_GOAL_. Return the entries verbatim and drop every picture.

[Data entries for graphics]
○ ○ ○

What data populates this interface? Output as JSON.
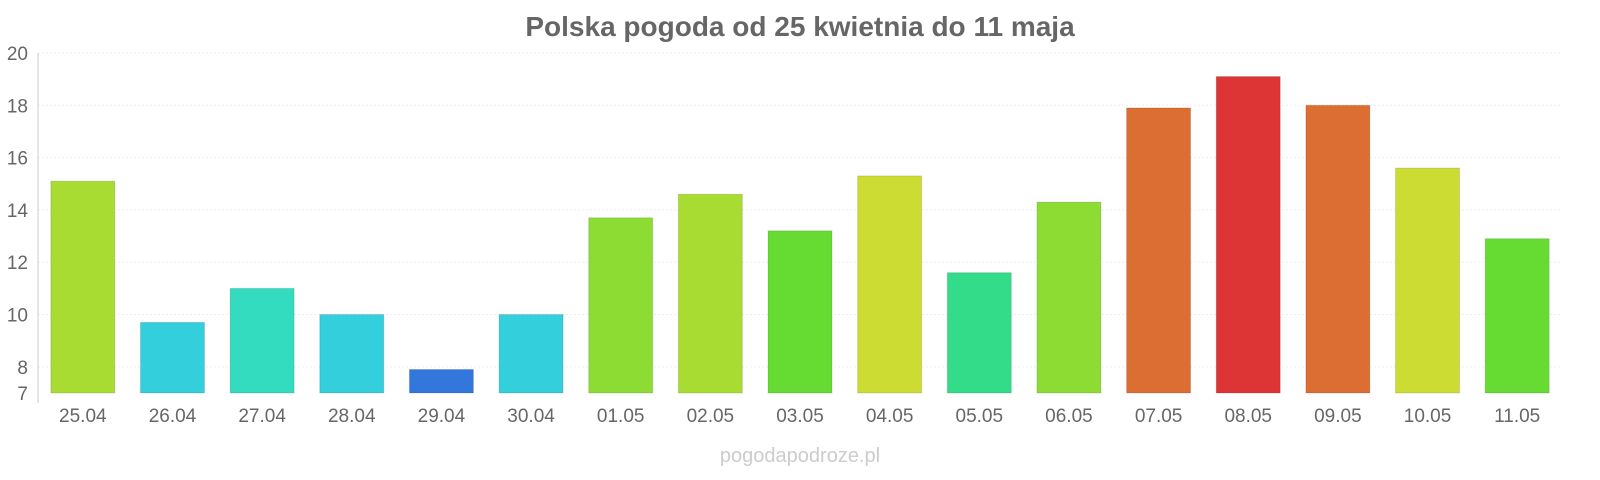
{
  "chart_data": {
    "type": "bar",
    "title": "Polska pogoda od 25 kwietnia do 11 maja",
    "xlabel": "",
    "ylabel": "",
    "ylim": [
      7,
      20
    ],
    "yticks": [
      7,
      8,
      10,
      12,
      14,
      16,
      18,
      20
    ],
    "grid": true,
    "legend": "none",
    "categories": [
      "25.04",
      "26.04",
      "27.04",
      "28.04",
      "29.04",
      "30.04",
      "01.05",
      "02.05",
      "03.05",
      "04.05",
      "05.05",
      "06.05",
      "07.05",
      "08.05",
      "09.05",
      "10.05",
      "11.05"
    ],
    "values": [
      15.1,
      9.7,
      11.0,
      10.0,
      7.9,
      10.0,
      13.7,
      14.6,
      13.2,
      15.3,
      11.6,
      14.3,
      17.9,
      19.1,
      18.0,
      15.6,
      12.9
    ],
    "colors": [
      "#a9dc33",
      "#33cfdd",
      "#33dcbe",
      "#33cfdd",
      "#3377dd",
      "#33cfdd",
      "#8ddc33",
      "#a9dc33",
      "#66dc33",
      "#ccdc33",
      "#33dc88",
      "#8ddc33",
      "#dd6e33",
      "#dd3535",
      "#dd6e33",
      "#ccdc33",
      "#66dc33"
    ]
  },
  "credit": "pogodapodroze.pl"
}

○ ○ ○

_TASK RESPONSE_.
What data populates this interface? Output as JSON.
{
  "chart_data": {
    "type": "bar",
    "title": "Polska pogoda od 25 kwietnia do 11 maja",
    "xlabel": "",
    "ylabel": "",
    "ylim": [
      7,
      20
    ],
    "yticks": [
      7,
      8,
      10,
      12,
      14,
      16,
      18,
      20
    ],
    "grid": true,
    "legend": "none",
    "categories": [
      "25.04",
      "26.04",
      "27.04",
      "28.04",
      "29.04",
      "30.04",
      "01.05",
      "02.05",
      "03.05",
      "04.05",
      "05.05",
      "06.05",
      "07.05",
      "08.05",
      "09.05",
      "10.05",
      "11.05"
    ],
    "values": [
      15.1,
      9.7,
      11.0,
      10.0,
      7.9,
      10.0,
      13.7,
      14.6,
      13.2,
      15.3,
      11.6,
      14.3,
      17.9,
      19.1,
      18.0,
      15.6,
      12.9
    ],
    "colors": [
      "#a9dc33",
      "#33cfdd",
      "#33dcbe",
      "#33cfdd",
      "#3377dd",
      "#33cfdd",
      "#8ddc33",
      "#a9dc33",
      "#66dc33",
      "#ccdc33",
      "#33dc88",
      "#8ddc33",
      "#dd6e33",
      "#dd3535",
      "#dd6e33",
      "#ccdc33",
      "#66dc33"
    ]
  },
  "credit": "pogodapodroze.pl"
}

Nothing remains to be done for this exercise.